* **WORK TO DO**
Here are some records. Copy each one exactly.

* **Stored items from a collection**
________________

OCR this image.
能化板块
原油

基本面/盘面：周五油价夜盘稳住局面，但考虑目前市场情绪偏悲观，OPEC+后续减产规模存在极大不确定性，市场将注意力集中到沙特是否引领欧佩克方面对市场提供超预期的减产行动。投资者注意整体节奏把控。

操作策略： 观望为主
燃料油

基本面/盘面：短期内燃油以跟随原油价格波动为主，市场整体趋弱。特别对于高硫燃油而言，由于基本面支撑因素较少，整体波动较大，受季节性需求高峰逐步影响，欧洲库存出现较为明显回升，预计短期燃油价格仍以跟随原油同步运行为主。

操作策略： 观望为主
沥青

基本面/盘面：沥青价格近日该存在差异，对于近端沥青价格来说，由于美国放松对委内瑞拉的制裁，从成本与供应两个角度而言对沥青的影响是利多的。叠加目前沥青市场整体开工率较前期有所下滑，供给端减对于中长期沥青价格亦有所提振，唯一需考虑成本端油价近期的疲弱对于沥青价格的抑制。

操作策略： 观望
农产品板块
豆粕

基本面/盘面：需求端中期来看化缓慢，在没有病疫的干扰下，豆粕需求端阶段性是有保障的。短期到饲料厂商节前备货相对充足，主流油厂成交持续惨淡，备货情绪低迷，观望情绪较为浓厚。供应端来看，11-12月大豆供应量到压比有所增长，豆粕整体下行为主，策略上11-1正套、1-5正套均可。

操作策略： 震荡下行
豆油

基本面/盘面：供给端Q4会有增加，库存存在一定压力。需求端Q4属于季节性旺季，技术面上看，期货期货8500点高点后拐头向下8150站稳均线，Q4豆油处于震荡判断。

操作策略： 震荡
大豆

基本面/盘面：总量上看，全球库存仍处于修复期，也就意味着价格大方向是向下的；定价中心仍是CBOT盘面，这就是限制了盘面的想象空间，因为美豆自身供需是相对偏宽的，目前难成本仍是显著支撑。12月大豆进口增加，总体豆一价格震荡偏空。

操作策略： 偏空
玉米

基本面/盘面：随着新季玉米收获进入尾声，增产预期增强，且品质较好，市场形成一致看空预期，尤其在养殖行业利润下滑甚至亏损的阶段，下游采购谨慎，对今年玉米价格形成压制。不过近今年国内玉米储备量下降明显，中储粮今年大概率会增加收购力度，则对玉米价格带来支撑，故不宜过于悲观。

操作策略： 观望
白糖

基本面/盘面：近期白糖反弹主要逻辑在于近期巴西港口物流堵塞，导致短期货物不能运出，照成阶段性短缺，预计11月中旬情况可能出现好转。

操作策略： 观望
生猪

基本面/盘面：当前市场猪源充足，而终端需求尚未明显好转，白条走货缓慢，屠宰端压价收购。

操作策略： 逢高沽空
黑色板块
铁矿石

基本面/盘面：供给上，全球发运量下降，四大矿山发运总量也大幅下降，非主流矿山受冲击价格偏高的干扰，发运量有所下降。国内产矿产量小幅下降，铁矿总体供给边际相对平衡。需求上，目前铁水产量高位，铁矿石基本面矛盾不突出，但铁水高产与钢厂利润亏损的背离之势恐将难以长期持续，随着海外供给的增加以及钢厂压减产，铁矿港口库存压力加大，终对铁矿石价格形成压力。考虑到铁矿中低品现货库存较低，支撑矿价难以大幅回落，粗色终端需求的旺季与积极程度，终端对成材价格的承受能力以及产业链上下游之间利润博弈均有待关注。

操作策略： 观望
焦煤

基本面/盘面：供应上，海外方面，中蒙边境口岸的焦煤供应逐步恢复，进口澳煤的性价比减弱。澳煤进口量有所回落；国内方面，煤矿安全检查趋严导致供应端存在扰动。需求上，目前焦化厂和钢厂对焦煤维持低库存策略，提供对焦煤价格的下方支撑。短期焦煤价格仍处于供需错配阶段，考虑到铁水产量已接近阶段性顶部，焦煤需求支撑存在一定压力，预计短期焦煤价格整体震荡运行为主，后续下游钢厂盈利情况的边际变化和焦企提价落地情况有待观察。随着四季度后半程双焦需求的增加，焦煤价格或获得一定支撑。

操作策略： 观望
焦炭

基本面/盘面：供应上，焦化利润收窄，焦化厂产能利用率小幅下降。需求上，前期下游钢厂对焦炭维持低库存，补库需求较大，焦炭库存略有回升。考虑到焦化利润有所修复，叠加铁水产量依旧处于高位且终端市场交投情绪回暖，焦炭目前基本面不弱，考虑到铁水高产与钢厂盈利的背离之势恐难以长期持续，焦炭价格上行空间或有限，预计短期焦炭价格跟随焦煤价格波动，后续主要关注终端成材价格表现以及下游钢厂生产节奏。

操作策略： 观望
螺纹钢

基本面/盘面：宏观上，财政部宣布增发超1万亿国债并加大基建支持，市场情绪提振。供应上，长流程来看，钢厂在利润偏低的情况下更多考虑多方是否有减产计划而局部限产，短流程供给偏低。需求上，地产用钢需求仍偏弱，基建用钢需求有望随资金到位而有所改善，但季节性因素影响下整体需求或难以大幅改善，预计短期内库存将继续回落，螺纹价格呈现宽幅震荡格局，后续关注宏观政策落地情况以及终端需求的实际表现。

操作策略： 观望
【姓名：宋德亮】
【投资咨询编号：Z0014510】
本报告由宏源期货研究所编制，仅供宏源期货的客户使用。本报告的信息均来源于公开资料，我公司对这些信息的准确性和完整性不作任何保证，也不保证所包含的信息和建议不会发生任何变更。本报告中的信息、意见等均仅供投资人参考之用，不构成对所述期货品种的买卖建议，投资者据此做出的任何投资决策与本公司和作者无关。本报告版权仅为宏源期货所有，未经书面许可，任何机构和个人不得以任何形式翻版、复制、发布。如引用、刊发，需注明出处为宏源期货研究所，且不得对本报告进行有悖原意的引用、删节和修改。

________________

* **FINAL RESULT**
OCR this image.
能化板块
原油

基本面/盘面：周五油价夜盘稳住局面，但考虑目前市场情绪偏悲观，OPEC+后续减产规模存在极大不确定性，市场将注意力集中到沙特是否引领欧佩克方面对市场提供超预期的减产行动。投资者注意整体节奏把控。

操作策略： 观望为主
燃料油

基本面/盘面：短期内燃油以跟随原油价格波动为主，市场整体趋弱。特别对于高硫燃油而言，由于基本面支撑因素较少，整体波动较大，受季节性需求高峰逐步影响，欧洲库存出现较为明显回升，预计短期燃油价格仍以跟随原油同步运行为主。

操作策略： 观望为主
沥青

基本面/盘面：沥青价格近日该存在差异，对于近端沥青价格来说，由于美国放松对委内瑞拉的制裁，从成本与供应两个角度而言对沥青的影响是利多的。叠加目前沥青市场整体开工率较前期有所下滑，供给端减对于中长期沥青价格亦有所提振，唯一需考虑成本端油价近期的疲弱对于沥青价格的抑制。

操作策略： 观望
农产品板块
豆粕

基本面/盘面：需求端中期来看化缓慢，在没有病疫的干扰下，豆粕需求端阶段性是有保障的。短期到饲料厂商节前备货相对充足，主流油厂成交持续惨淡，备货情绪低迷，观望情绪较为浓厚。供应端来看，11-12月大豆供应量到压比有所增长，豆粕整体下行为主，策略上11-1正套、1-5正套均可。

操作策略： 震荡下行
豆油

基本面/盘面：供给端Q4会有增加，库存存在一定压力。需求端Q4属于季节性旺季，技术面上看，期货期货8500点高点后拐头向下8150站稳均线，Q4豆油处于震荡判断。

操作策略： 震荡
大豆

基本面/盘面：总量上看，全球库存仍处于修复期，也就意味着价格大方向是向下的；定价中心仍是CBOT盘面，这就是限制了盘面的想象空间，因为美豆自身供需是相对偏宽的，目前难成本仍是显著支撑。12月大豆进口增加，总体豆一价格震荡偏空。

操作策略： 偏空
玉米

基本面/盘面：随着新季玉米收获进入尾声，增产预期增强，且品质较好，市场形成一致看空预期，尤其在养殖行业利润下滑甚至亏损的阶段，下游采购谨慎，对今年玉米价格形成压制。不过近今年国内玉米储备量下降明显，中储粮今年大概率会增加收购力度，则对玉米价格带来支撑，故不宜过于悲观。

操作策略： 观望
白糖

基本面/盘面：近期白糖反弹主要逻辑在于近期巴西港口物流堵塞，导致短期货物不能运出，照成阶段性短缺，预计11月中旬情况可能出现好转。

操作策略： 观望
生猪

基本面/盘面：当前市场猪源充足，而终端需求尚未明显好转，白条走货缓慢，屠宰端压价收购。

操作策略： 逢高沽空
黑色板块
铁矿石

基本面/盘面：供给上，全球发运量下降，四大矿山发运总量也大幅下降，非主流矿山受冲击价格偏高的干扰，发运量有所下降。国内产矿产量小幅下降，铁矿总体供给边际相对平衡。需求上，目前铁水产量高位，铁矿石基本面矛盾不突出，但铁水高产与钢厂利润亏损的背离之势恐将难以长期持续，随着海外供给的增加以及钢厂压减产，铁矿港口库存压力加大，终对铁矿石价格形成压力。考虑到铁矿中低品现货库存较低，支撑矿价难以大幅回落，粗色终端需求的旺季与积极程度，终端对成材价格的承受能力以及产业链上下游之间利润博弈均有待关注。

操作策略： 观望
焦煤

基本面/盘面：供应上，海外方面，中蒙边境口岸的焦煤供应逐步恢复，进口澳煤的性价比减弱。澳煤进口量有所回落；国内方面，煤矿安全检查趋严导致供应端存在扰动。需求上，目前焦化厂和钢厂对焦煤维持低库存策略，提供对焦煤价格的下方支撑。短期焦煤价格仍处于供需错配阶段，考虑到铁水产量已接近阶段性顶部，焦煤需求支撑存在一定压力，预计短期焦煤价格整体震荡运行为主，后续下游钢厂盈利情况的边际变化和焦企提价落地情况有待观察。随着四季度后半程双焦需求的增加，焦煤价格或获得一定支撑。

操作策略： 观望
焦炭

基本面/盘面：供应上，焦化利润收窄，焦化厂产能利用率小幅下降。需求上，前期下游钢厂对焦炭维持低库存，补库需求较大，焦炭库存略有回升。考虑到焦化利润有所修复，叠加铁水产量依旧处于高位且终端市场交投情绪回暖，焦炭目前基本面不弱，考虑到铁水高产与钢厂盈利的背离之势恐难以长期持续，焦炭价格上行空间或有限，预计短期焦炭价格跟随焦煤价格波动，后续主要关注终端成材价格表现以及下游钢厂生产节奏。

操作策略： 观望
螺纹钢

基本面/盘面：宏观上，财政部宣布增发超1万亿国债并加大基建支持，市场情绪提振。供应上，长流程来看，钢厂在利润偏低的情况下更多考虑多方是否有减产计划而局部限产，短流程供给偏低。需求上，地产用钢需求仍偏弱，基建用钢需求有望随资金到位而有所改善，但季节性因素影响下整体需求或难以大幅改善，预计短期内库存将继续回落，螺纹价格呈现宽幅震荡格局，后续关注宏观政策落地情况以及终端需求的实际表现。

操作策略： 观望
【姓名：宋德亮】
【投资咨询编号：Z0014510】
本报告由宏源期货研究所编制，仅供宏源期货的客户使用。本报告的信息均来源于公开资料，我公司对这些信息的准确性和完整性不作任何保证，也不保证所包含的信息和建议不会发生任何变更。本报告中的信息、意见等均仅供投资人参考之用，不构成对所述期货品种的买卖建议，投资者据此做出的任何投资决策与本公司和作者无关。本报告版权仅为宏源期货所有，未经书面许可，任何机构和个人不得以任何形式翻版、复制、发布。如引用、刊发，需注明出处为宏源期货研究所，且不得对本报告进行有悖原意的引用、删节和修改。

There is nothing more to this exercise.